▶ **What is needed**: Each record below is to be copied word for word, with pictures removed.

Records from a data collection:
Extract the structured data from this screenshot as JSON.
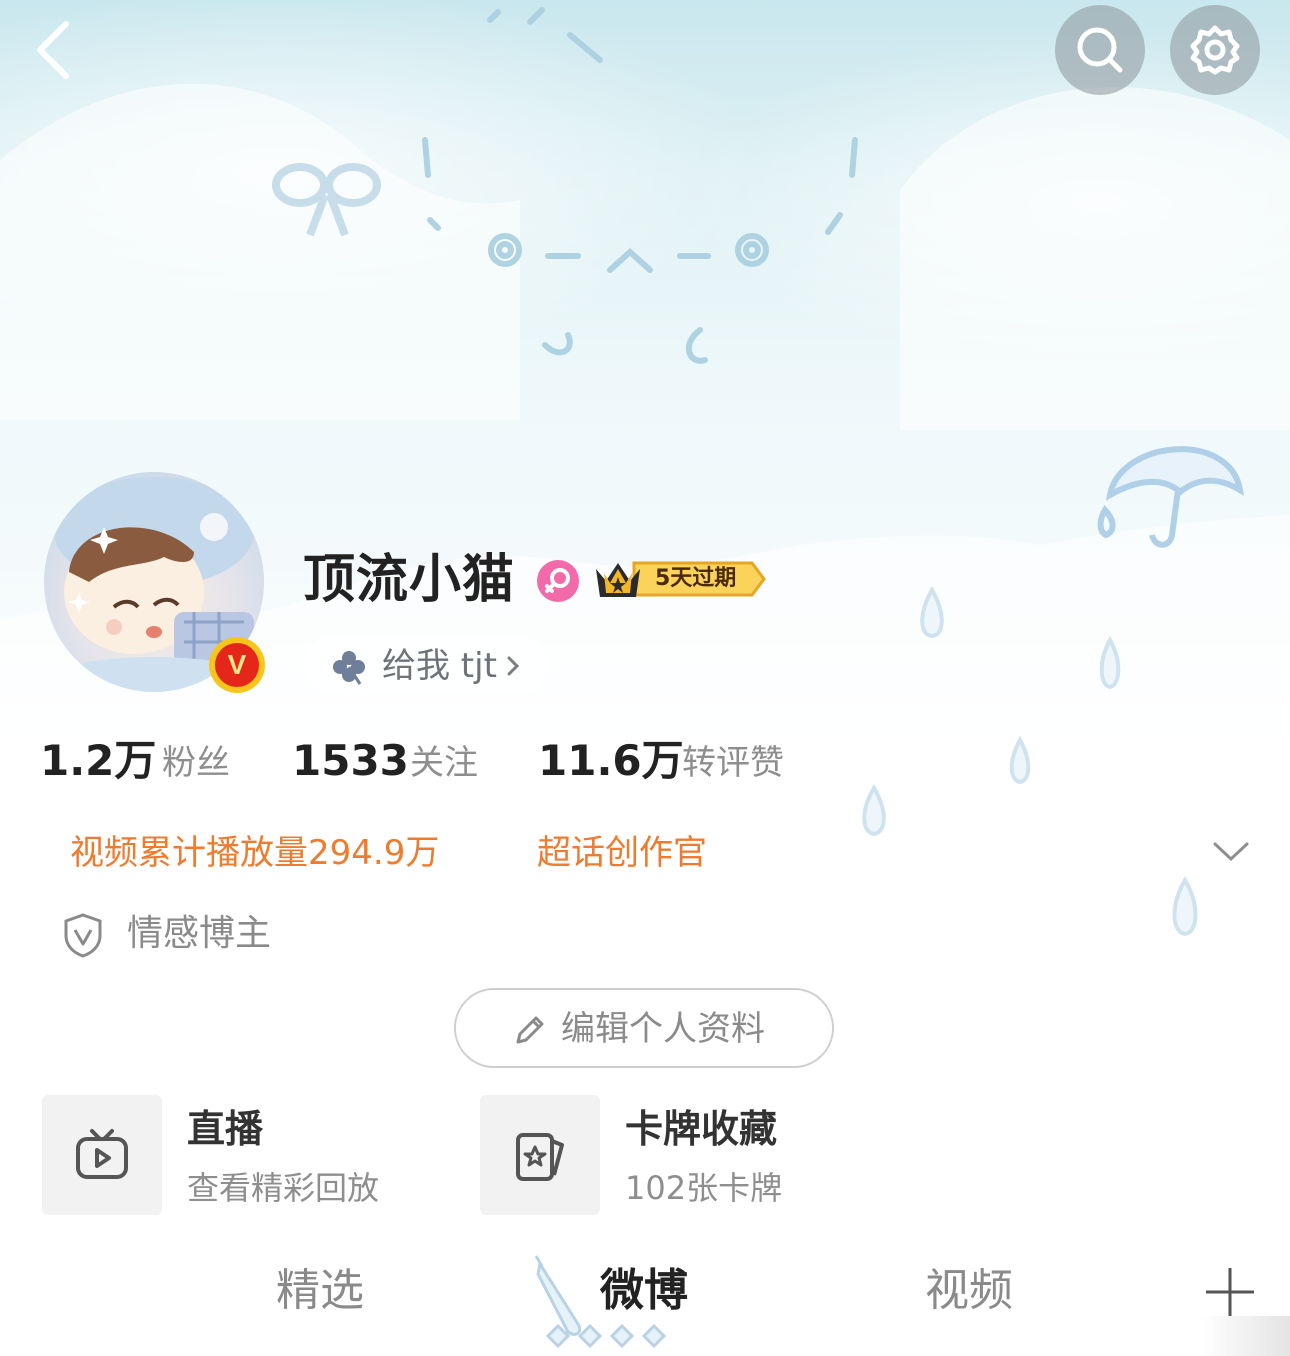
{
  "profile": {
    "username": "顶流小猫",
    "vip_badge_text": "5天过期",
    "signature": "给我 tjt",
    "verified_type": "V"
  },
  "stats": [
    {
      "value": "1.2万",
      "label": "粉丝"
    },
    {
      "value": "1533",
      "label": "关注"
    },
    {
      "value": "11.6万",
      "label": "转评赞"
    }
  ],
  "honors": [
    "视频累计播放量294.9万",
    "超话创作官"
  ],
  "certification": "情感博主",
  "edit_profile_label": "编辑个人资料",
  "entries": [
    {
      "title": "直播",
      "subtitle": "查看精彩回放",
      "icon": "live-tv-icon"
    },
    {
      "title": "卡牌收藏",
      "subtitle": "102张卡牌",
      "icon": "card-collection-icon"
    }
  ],
  "tabs": [
    {
      "label": "精选",
      "active": false
    },
    {
      "label": "微博",
      "active": true
    },
    {
      "label": "视频",
      "active": false
    }
  ],
  "colors": {
    "accent_orange": "#ef7b2f",
    "verified_red": "#e5271b",
    "verified_gold": "#f8c61b",
    "female_pink": "#f26aa9",
    "header_sky": "#c9e7ee"
  }
}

▶ **Answer to this task**:
Extract the structured data from this screenshot as JSON.
{
  "profile": {
    "username": "顶流小猫",
    "vip_badge_text": "5天过期",
    "signature": "给我 tjt",
    "verified_type": "V"
  },
  "stats": [
    {
      "value": "1.2万",
      "label": "粉丝"
    },
    {
      "value": "1533",
      "label": "关注"
    },
    {
      "value": "11.6万",
      "label": "转评赞"
    }
  ],
  "honors": [
    "视频累计播放量294.9万",
    "超话创作官"
  ],
  "certification": "情感博主",
  "edit_profile_label": "编辑个人资料",
  "entries": [
    {
      "title": "直播",
      "subtitle": "查看精彩回放",
      "icon": "live-tv-icon"
    },
    {
      "title": "卡牌收藏",
      "subtitle": "102张卡牌",
      "icon": "card-collection-icon"
    }
  ],
  "tabs": [
    {
      "label": "精选",
      "active": false
    },
    {
      "label": "微博",
      "active": true
    },
    {
      "label": "视频",
      "active": false
    }
  ],
  "colors": {
    "accent_orange": "#ef7b2f",
    "verified_red": "#e5271b",
    "verified_gold": "#f8c61b",
    "female_pink": "#f26aa9",
    "header_sky": "#c9e7ee"
  }
}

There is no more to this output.